_Written exercise:_
Lift out all lines below that contain "二者为并列关系中的反对关系".

_Data entries:_
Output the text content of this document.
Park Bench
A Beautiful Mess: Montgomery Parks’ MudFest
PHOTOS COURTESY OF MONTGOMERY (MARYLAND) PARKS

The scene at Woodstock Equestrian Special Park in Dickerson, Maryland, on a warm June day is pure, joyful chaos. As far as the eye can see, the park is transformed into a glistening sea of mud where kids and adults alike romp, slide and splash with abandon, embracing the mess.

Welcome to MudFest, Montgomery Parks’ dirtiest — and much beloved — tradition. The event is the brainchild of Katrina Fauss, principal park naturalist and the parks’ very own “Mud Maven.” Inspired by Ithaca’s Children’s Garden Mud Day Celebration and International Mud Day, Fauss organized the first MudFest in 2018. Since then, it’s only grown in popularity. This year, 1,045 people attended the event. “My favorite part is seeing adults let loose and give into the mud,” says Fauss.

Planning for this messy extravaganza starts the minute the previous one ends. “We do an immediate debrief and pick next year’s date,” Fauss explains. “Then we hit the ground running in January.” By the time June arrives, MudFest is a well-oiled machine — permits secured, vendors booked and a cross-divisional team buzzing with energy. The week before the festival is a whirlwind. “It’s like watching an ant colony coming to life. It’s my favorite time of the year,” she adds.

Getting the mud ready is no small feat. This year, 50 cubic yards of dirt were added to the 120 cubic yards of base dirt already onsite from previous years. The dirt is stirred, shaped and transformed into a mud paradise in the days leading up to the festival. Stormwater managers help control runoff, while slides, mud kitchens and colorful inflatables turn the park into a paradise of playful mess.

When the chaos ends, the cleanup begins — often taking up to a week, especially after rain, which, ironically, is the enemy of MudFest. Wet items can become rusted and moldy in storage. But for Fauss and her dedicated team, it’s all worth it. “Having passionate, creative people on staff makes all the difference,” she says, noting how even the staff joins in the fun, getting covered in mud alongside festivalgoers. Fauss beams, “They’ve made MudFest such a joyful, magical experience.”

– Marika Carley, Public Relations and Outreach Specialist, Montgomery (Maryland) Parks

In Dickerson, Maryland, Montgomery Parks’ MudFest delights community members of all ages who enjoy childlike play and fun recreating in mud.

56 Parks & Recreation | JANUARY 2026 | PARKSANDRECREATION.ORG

---

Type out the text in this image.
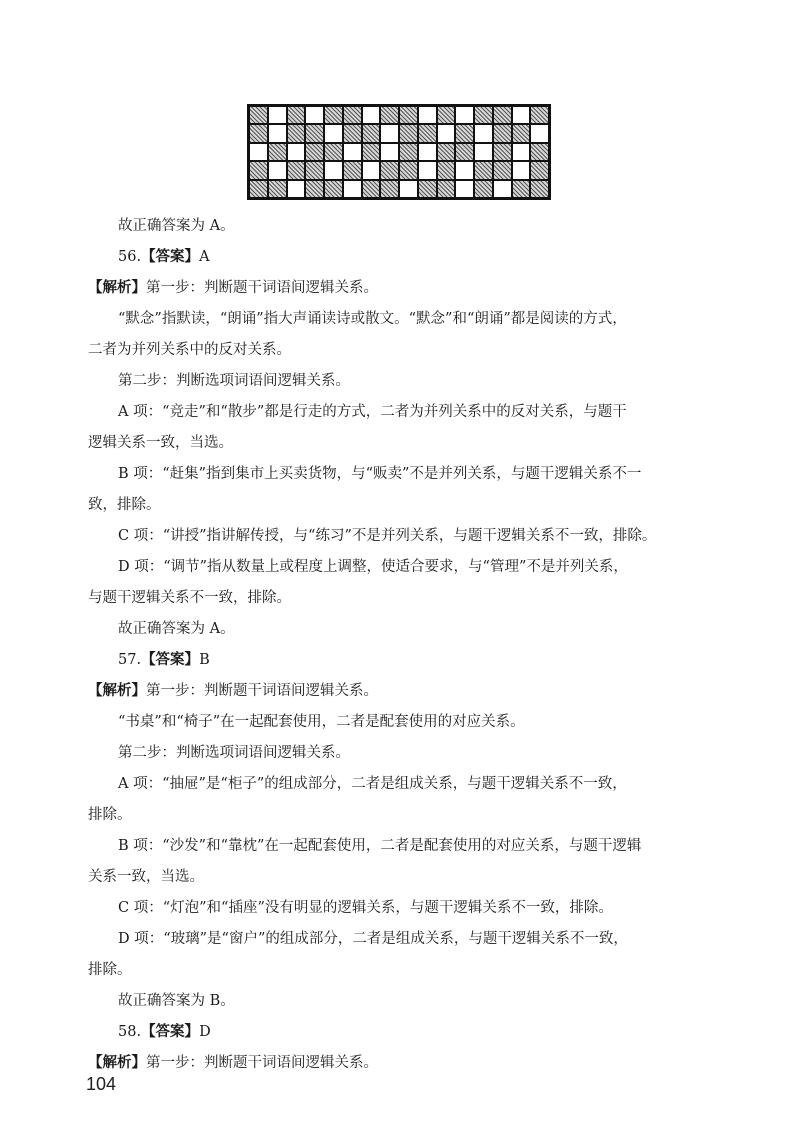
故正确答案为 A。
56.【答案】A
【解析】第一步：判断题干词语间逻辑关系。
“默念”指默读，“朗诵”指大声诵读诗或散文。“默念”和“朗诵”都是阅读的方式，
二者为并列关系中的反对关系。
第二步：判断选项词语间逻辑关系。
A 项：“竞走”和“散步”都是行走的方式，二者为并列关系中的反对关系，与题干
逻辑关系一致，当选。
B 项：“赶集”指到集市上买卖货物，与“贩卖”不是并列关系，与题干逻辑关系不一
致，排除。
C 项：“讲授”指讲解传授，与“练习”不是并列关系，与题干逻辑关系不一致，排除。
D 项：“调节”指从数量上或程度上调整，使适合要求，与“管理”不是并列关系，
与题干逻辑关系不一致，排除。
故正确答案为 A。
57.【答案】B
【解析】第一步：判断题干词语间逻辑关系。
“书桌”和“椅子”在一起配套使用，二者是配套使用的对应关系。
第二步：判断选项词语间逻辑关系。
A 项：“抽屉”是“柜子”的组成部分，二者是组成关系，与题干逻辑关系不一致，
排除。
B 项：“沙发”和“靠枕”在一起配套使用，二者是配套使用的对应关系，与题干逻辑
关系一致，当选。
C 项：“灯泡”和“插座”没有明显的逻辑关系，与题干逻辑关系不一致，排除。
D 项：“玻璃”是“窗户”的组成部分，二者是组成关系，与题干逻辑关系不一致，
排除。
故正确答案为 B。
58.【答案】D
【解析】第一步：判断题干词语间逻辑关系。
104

_Expected answer:_
二者为并列关系中的反对关系。
A 项：“竞走”和“散步”都是行走的方式，二者为并列关系中的反对关系，与题干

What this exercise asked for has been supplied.